>> Start
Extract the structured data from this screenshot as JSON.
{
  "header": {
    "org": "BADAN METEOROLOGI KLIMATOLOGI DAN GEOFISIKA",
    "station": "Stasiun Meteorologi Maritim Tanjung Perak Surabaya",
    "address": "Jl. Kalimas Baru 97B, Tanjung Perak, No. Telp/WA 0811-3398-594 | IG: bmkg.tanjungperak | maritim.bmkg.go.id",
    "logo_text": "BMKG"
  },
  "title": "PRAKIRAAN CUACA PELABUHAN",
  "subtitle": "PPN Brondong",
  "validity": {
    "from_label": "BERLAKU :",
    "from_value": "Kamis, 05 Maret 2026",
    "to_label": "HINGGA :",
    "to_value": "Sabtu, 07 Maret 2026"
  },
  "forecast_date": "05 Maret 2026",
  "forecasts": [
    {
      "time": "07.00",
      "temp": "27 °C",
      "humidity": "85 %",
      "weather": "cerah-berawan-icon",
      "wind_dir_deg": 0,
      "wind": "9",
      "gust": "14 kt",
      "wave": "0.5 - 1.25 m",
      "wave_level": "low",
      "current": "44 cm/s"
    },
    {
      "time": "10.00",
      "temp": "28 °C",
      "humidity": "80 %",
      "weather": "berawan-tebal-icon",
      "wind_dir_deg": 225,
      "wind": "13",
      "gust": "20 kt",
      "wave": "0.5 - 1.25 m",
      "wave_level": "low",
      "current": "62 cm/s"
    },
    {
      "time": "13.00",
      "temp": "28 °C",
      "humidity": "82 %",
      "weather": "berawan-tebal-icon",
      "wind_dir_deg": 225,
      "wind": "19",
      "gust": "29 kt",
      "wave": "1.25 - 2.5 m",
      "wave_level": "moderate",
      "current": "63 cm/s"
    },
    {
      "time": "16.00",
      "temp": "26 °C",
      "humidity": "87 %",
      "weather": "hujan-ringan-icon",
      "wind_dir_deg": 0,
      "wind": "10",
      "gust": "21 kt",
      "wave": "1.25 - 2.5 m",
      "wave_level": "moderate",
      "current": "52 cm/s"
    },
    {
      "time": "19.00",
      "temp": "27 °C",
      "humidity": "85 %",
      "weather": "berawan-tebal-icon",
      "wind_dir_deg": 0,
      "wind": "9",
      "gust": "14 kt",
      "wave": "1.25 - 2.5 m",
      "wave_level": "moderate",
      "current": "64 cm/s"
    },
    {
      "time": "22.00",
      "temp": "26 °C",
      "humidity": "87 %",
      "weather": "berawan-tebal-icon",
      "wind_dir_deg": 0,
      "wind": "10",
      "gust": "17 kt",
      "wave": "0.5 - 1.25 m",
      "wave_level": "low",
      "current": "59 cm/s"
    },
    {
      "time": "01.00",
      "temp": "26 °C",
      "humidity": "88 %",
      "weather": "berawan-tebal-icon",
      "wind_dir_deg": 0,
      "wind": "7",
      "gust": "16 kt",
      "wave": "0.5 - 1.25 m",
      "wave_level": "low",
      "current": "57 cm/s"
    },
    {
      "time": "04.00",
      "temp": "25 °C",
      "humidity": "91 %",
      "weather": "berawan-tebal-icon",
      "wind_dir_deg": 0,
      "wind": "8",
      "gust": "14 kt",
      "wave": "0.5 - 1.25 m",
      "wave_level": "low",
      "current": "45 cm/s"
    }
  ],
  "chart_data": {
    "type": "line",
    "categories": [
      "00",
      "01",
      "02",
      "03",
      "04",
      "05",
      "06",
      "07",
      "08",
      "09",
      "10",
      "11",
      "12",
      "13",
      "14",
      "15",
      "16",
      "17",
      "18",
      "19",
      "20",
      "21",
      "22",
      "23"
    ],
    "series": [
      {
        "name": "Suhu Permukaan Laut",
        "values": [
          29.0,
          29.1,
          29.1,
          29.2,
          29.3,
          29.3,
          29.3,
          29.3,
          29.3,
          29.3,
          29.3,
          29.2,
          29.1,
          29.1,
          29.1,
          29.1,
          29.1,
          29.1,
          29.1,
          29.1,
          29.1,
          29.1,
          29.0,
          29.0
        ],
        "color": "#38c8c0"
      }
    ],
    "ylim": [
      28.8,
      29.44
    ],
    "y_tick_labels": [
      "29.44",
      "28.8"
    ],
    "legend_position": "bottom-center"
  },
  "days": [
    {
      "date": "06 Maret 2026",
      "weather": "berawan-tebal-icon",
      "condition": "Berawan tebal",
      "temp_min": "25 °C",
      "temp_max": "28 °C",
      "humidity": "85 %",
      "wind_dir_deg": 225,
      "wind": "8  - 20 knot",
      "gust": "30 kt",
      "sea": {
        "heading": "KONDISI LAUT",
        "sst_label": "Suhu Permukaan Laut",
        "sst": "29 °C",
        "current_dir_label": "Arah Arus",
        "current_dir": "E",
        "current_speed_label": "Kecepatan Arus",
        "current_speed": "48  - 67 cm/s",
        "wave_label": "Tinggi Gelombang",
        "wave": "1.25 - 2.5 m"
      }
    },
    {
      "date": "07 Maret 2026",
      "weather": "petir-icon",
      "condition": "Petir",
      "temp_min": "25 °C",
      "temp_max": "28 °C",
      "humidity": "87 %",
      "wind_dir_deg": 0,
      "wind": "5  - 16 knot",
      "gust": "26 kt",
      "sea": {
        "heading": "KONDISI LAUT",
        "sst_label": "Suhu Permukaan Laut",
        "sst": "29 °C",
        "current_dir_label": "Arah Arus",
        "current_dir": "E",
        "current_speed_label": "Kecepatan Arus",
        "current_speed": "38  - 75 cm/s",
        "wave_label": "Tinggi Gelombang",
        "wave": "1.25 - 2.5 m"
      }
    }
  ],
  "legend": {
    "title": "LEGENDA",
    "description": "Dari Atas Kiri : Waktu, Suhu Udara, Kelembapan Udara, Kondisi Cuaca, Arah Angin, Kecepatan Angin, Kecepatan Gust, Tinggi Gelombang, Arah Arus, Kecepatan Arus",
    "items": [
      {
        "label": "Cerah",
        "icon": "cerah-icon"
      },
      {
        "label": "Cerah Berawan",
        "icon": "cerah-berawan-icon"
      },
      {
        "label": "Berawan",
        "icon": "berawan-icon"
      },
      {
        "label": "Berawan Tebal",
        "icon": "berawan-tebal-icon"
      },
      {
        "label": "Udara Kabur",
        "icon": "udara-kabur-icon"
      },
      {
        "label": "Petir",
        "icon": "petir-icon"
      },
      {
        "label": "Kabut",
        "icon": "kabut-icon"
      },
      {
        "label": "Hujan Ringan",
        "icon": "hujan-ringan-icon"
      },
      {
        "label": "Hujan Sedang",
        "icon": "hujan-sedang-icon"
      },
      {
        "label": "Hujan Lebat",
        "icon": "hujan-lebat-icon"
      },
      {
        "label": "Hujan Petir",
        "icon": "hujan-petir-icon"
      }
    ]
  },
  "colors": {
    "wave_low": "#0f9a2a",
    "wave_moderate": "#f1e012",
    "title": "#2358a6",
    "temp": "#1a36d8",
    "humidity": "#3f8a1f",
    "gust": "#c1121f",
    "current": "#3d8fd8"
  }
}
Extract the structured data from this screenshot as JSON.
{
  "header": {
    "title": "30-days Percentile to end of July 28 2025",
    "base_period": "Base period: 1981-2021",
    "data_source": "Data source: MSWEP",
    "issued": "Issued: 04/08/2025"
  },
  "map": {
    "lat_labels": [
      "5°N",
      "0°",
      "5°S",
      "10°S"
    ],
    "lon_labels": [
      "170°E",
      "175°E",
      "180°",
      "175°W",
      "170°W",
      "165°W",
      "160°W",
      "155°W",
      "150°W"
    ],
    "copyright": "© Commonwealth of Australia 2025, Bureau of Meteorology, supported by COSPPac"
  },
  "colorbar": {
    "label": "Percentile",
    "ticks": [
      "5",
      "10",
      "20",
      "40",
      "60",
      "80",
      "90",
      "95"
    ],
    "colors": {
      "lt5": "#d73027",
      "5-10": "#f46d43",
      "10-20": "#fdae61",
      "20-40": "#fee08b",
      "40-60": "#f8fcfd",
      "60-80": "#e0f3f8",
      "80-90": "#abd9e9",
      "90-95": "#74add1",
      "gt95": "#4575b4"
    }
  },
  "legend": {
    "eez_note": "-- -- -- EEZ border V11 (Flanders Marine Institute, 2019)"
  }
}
>> End
Copy each line above that contains the word "Percentile".

    "title": "30-days Percentile to end of July 28 2025",
    "label": "Percentile",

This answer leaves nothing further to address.